Given instruction: Every line must be returned precisely as it is written.

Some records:
>> Start

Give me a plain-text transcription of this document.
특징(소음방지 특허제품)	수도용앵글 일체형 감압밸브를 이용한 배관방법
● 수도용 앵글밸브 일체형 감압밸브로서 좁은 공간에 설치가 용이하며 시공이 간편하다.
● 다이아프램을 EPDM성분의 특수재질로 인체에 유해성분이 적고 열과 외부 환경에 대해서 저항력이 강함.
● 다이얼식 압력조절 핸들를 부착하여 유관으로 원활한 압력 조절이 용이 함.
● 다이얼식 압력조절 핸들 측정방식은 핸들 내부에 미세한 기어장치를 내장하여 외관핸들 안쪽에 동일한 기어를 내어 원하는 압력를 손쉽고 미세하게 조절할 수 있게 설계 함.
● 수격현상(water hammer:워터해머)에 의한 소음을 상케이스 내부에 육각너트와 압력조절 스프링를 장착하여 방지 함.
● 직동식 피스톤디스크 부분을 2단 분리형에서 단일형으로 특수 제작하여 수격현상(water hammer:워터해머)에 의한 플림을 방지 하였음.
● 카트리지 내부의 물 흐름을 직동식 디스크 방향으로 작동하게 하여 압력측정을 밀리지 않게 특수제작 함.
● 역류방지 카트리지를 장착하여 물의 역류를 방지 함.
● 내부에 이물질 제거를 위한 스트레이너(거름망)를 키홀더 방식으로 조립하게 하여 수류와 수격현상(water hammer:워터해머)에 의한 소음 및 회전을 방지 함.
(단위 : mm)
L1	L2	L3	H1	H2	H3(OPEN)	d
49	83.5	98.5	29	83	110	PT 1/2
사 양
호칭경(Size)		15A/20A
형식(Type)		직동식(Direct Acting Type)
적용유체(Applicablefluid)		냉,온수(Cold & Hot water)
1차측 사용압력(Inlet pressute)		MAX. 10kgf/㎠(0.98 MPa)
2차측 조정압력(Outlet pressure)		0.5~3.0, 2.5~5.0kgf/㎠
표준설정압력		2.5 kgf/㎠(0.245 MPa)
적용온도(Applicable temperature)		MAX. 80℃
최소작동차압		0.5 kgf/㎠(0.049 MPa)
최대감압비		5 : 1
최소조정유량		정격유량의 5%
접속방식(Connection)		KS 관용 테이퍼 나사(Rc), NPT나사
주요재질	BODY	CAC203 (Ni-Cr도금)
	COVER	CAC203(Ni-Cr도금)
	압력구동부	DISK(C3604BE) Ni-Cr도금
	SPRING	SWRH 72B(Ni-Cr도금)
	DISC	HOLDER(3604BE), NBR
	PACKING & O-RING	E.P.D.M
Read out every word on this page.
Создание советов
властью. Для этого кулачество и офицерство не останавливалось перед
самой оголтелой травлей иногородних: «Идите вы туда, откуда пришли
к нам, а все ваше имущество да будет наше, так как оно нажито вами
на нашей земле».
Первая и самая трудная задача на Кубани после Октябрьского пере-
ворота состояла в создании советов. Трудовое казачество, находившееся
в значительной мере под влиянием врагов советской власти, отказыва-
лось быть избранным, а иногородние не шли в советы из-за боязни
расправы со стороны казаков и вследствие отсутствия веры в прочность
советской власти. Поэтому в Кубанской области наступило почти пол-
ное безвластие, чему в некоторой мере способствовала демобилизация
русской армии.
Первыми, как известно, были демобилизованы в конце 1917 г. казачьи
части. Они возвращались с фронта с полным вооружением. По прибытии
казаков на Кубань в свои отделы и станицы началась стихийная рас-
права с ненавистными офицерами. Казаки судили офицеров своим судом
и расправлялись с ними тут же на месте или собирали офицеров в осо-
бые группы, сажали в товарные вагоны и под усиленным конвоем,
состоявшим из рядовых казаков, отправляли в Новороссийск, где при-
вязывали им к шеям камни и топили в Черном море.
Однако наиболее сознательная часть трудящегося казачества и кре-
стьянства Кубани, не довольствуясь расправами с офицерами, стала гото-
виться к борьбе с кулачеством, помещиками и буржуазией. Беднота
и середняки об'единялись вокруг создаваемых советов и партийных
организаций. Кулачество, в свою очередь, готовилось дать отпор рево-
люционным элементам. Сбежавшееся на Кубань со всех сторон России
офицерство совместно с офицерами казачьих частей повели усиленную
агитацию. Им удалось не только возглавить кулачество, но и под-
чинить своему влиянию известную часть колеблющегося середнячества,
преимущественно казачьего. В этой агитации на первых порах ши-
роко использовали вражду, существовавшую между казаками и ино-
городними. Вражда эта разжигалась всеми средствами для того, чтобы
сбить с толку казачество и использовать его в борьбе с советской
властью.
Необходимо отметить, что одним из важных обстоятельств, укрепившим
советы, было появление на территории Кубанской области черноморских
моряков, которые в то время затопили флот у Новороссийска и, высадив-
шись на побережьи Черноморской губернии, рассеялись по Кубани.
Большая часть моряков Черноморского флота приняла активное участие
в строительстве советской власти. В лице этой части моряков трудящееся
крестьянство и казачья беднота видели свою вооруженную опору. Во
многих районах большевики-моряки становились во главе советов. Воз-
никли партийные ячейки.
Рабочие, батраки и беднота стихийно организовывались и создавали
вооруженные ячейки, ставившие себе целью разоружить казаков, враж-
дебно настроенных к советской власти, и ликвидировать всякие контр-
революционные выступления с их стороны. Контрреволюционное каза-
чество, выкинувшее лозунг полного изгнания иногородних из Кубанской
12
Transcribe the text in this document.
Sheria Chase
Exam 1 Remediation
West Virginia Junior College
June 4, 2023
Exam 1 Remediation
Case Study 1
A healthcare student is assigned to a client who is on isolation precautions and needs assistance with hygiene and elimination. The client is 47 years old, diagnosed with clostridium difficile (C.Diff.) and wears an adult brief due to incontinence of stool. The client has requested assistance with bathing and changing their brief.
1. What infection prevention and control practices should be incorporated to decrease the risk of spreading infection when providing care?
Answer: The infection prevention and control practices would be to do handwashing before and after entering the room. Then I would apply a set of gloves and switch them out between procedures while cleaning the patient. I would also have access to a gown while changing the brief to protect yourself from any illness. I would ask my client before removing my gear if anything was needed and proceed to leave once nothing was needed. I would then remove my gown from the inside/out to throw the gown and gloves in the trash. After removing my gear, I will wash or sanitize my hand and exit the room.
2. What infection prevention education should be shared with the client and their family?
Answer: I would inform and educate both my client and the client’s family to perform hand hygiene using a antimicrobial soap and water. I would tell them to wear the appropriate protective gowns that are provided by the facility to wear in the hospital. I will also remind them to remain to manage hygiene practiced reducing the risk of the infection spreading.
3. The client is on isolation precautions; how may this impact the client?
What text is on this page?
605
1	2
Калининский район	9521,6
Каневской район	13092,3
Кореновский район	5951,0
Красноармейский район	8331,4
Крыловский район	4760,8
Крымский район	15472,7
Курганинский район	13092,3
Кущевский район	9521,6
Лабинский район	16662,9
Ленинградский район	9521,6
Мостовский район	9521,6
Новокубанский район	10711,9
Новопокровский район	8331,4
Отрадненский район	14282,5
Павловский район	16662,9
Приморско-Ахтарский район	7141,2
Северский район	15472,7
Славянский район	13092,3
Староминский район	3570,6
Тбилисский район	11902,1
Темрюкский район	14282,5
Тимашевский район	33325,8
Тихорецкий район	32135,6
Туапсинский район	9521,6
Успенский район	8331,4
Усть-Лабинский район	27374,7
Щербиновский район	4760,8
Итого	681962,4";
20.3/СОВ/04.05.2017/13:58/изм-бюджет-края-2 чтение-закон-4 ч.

>> End

Solution for this exercise:
Give me a plain-text transcription of this document.
특징(소음방지 특허제품)	수도용앵글 일체형 감압밸브를 이용한 배관방법
● 수도용 앵글밸브 일체형 감압밸브로서 좁은 공간에 설치가 용이하며 시공이 간편하다.
● 다이아프램을 EPDM성분의 특수재질로 인체에 유해성분이 적고 열과 외부 환경에 대해서 저항력이 강함.
● 다이얼식 압력조절 핸들를 부착하여 유관으로 원활한 압력 조절이 용이 함.
● 다이얼식 압력조절 핸들 측정방식은 핸들 내부에 미세한 기어장치를 내장하여 외관핸들 안쪽에 동일한 기어를 내어 원하는 압력를 손쉽고 미세하게 조절할 수 있게 설계 함.
● 수격현상(water hammer:워터해머)에 의한 소음을 상케이스 내부에 육각너트와 압력조절 스프링를 장착하여 방지 함.
● 직동식 피스톤디스크 부분을 2단 분리형에서 단일형으로 특수 제작하여 수격현상(water hammer:워터해머)에 의한 플림을 방지 하였음.
● 카트리지 내부의 물 흐름을 직동식 디스크 방향으로 작동하게 하여 압력측정을 밀리지 않게 특수제작 함.
● 역류방지 카트리지를 장착하여 물의 역류를 방지 함.
● 내부에 이물질 제거를 위한 스트레이너(거름망)를 키홀더 방식으로 조립하게 하여 수류와 수격현상(water hammer:워터해머)에 의한 소음 및 회전을 방지 함.
(단위 : mm)
L1	L2	L3	H1	H2	H3(OPEN)	d
49	83.5	98.5	29	83	110	PT 1/2
사 양
호칭경(Size)		15A/20A
형식(Type)		직동식(Direct Acting Type)
적용유체(Applicablefluid)		냉,온수(Cold & Hot water)
1차측 사용압력(Inlet pressute)		MAX. 10kgf/㎠(0.98 MPa)
2차측 조정압력(Outlet pressure)		0.5~3.0, 2.5~5.0kgf/㎠
표준설정압력		2.5 kgf/㎠(0.245 MPa)
적용온도(Applicable temperature)		MAX. 80℃
최소작동차압		0.5 kgf/㎠(0.049 MPa)
최대감압비		5 : 1
최소조정유량		정격유량의 5%
접속방식(Connection)		KS 관용 테이퍼 나사(Rc), NPT나사
주요재질	BODY	CAC203 (Ni-Cr도금)
	COVER	CAC203(Ni-Cr도금)
	압력구동부	DISK(C3604BE) Ni-Cr도금
	SPRING	SWRH 72B(Ni-Cr도금)
	DISC	HOLDER(3604BE), NBR
	PACKING & O-RING	E.P.D.M
Read out every word on this page.
Создание советов
властью. Для этого кулачество и офицерство не останавливалось перед
самой оголтелой травлей иногородних: «Идите вы туда, откуда пришли
к нам, а все ваше имущество да будет наше, так как оно нажито вами
на нашей земле».
Первая и самая трудная задача на Кубани после Октябрьского пере-
ворота состояла в создании советов. Трудовое казачество, находившееся
в значительной мере под влиянием врагов советской власти, отказыва-
лось быть избранным, а иногородние не шли в советы из-за боязни
расправы со стороны казаков и вследствие отсутствия веры в прочность
советской власти. Поэтому в Кубанской области наступило почти пол-
ное безвластие, чему в некоторой мере способствовала демобилизация
русской армии.
Первыми, как известно, были демобилизованы в конце 1917 г. казачьи
части. Они возвращались с фронта с полным вооружением. По прибытии
казаков на Кубань в свои отделы и станицы началась стихийная рас-
права с ненавистными офицерами. Казаки судили офицеров своим судом
и расправлялись с ними тут же на месте или собирали офицеров в осо-
бые группы, сажали в товарные вагоны и под усиленным конвоем,
состоявшим из рядовых казаков, отправляли в Новороссийск, где при-
вязывали им к шеям камни и топили в Черном море.
Однако наиболее сознательная часть трудящегося казачества и кре-
стьянства Кубани, не довольствуясь расправами с офицерами, стала гото-
виться к борьбе с кулачеством, помещиками и буржуазией. Беднота
и середняки об'единялись вокруг создаваемых советов и партийных
организаций. Кулачество, в свою очередь, готовилось дать отпор рево-
люционным элементам. Сбежавшееся на Кубань со всех сторон России
офицерство совместно с офицерами казачьих частей повели усиленную
агитацию. Им удалось не только возглавить кулачество, но и под-
чинить своему влиянию известную часть колеблющегося середнячества,
преимущественно казачьего. В этой агитации на первых порах ши-
роко использовали вражду, существовавшую между казаками и ино-
городними. Вражда эта разжигалась всеми средствами для того, чтобы
сбить с толку казачество и использовать его в борьбе с советской
властью.
Необходимо отметить, что одним из важных обстоятельств, укрепившим
советы, было появление на территории Кубанской области черноморских
моряков, которые в то время затопили флот у Новороссийска и, высадив-
шись на побережьи Черноморской губернии, рассеялись по Кубани.
Большая часть моряков Черноморского флота приняла активное участие
в строительстве советской власти. В лице этой части моряков трудящееся
крестьянство и казачья беднота видели свою вооруженную опору. Во
многих районах большевики-моряки становились во главе советов. Воз-
никли партийные ячейки.
Рабочие, батраки и беднота стихийно организовывались и создавали
вооруженные ячейки, ставившие себе целью разоружить казаков, враж-
дебно настроенных к советской власти, и ликвидировать всякие контр-
революционные выступления с их стороны. Контрреволюционное каза-
чество, выкинувшее лозунг полного изгнания иногородних из Кубанской
12
Transcribe the text in this document.
Sheria Chase
Exam 1 Remediation
West Virginia Junior College
June 4, 2023
Exam 1 Remediation
Case Study 1
A healthcare student is assigned to a client who is on isolation precautions and needs assistance with hygiene and elimination. The client is 47 years old, diagnosed with clostridium difficile (C.Diff.) and wears an adult brief due to incontinence of stool. The client has requested assistance with bathing and changing their brief.
1. What infection prevention and control practices should be incorporated to decrease the risk of spreading infection when providing care?
Answer: The infection prevention and control practices would be to do handwashing before and after entering the room. Then I would apply a set of gloves and switch them out between procedures while cleaning the patient. I would also have access to a gown while changing the brief to protect yourself from any illness. I would ask my client before removing my gear if anything was needed and proceed to leave once nothing was needed. I would then remove my gown from the inside/out to throw the gown and gloves in the trash. After removing my gear, I will wash or sanitize my hand and exit the room.
2. What infection prevention education should be shared with the client and their family?
Answer: I would inform and educate both my client and the client’s family to perform hand hygiene using a antimicrobial soap and water. I would tell them to wear the appropriate protective gowns that are provided by the facility to wear in the hospital. I will also remind them to remain to manage hygiene practiced reducing the risk of the infection spreading.
3. The client is on isolation precautions; how may this impact the client?
What text is on this page?
605
1	2
Калининский район	9521,6
Каневской район	13092,3
Кореновский район	5951,0
Красноармейский район	8331,4
Крыловский район	4760,8
Крымский район	15472,7
Курганинский район	13092,3
Кущевский район	9521,6
Лабинский район	16662,9
Ленинградский район	9521,6
Мостовский район	9521,6
Новокубанский район	10711,9
Новопокровский район	8331,4
Отрадненский район	14282,5
Павловский район	16662,9
Приморско-Ахтарский район	7141,2
Северский район	15472,7
Славянский район	13092,3
Староминский район	3570,6
Тбилисский район	11902,1
Темрюкский район	14282,5
Тимашевский район	33325,8
Тихорецкий район	32135,6
Туапсинский район	9521,6
Успенский район	8331,4
Усть-Лабинский район	27374,7
Щербиновский район	4760,8
Итого	681962,4";
20.3/СОВ/04.05.2017/13:58/изм-бюджет-края-2 чтение-закон-4 ч.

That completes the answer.